== WHAT YOU WILL DO ==
Return each line in the items below that contains the string "avatar", treating uppercase and lowercase letters as different.

== DATA RECORDS ==
▬▬▬

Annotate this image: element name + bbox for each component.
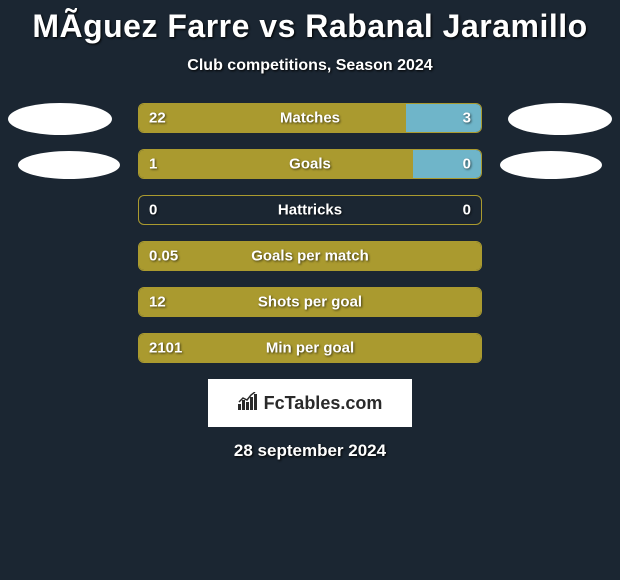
- comparison-chart: 22 Matches 3 1 Goals 0 0 Hattricks 0 0.05 Goals pe…: [0, 103, 620, 363]
- stat-value-left: 1: [149, 156, 157, 173]
- page-title: MÃ­guez Farre vs Rabanal Jaramillo: [0, 0, 620, 45]
- stat-label: Min per goal: [266, 340, 354, 357]
- chart-icon: [238, 392, 260, 415]
- stat-label: Goals per match: [251, 248, 369, 265]
- stat-value-left: 2101: [149, 340, 182, 357]
- stat-value-left: 22: [149, 110, 166, 127]
- stat-value-left: 0.05: [149, 248, 178, 265]
- stat-value-left: 0: [149, 202, 157, 219]
- stat-row: 2101 Min per goal: [138, 333, 482, 363]
- stat-label: Shots per goal: [258, 294, 362, 311]
- stat-row: 0.05 Goals per match: [138, 241, 482, 271]
- stat-value-right: 0: [463, 156, 471, 173]
- stat-value-right: 3: [463, 110, 471, 127]
- logo-box: FcTables.com: [208, 379, 412, 427]
- subtitle: Club competitions, Season 2024: [0, 57, 620, 75]
- stat-label: Goals: [289, 156, 331, 173]
- stat-row: 0 Hattricks 0: [138, 195, 482, 225]
- stat-row: 12 Shots per goal: [138, 287, 482, 317]
- player-right-avatar-1: [508, 103, 612, 135]
- stat-label: Hattricks: [278, 202, 342, 219]
- player-left-avatar-1: [8, 103, 112, 135]
- player-right-avatar-2: [500, 151, 602, 179]
- fctables-logo: FcTables.com: [238, 392, 383, 415]
- stat-bar-left: [139, 104, 406, 132]
- stat-row: 22 Matches 3: [138, 103, 482, 133]
- logo-label: FcTables.com: [264, 393, 383, 414]
- stat-row: 1 Goals 0: [138, 149, 482, 179]
- stat-bars-container: 22 Matches 3 1 Goals 0 0 Hattricks 0 0.05 Goals pe…: [138, 103, 482, 363]
- player-left-avatar-2: [18, 151, 120, 179]
- date-label: 28 september 2024: [0, 441, 620, 461]
- stat-value-left: 12: [149, 294, 166, 311]
- stat-label: Matches: [280, 110, 340, 127]
- stat-value-right: 0: [463, 202, 471, 219]
- stat-bar-left: [139, 150, 413, 178]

▬▬▬

== TASK RESULT ==
- player-right-avatar-1: [508, 103, 612, 135]
- player-left-avatar-1: [8, 103, 112, 135]
- player-right-avatar-2: [500, 151, 602, 179]
- player-left-avatar-2: [18, 151, 120, 179]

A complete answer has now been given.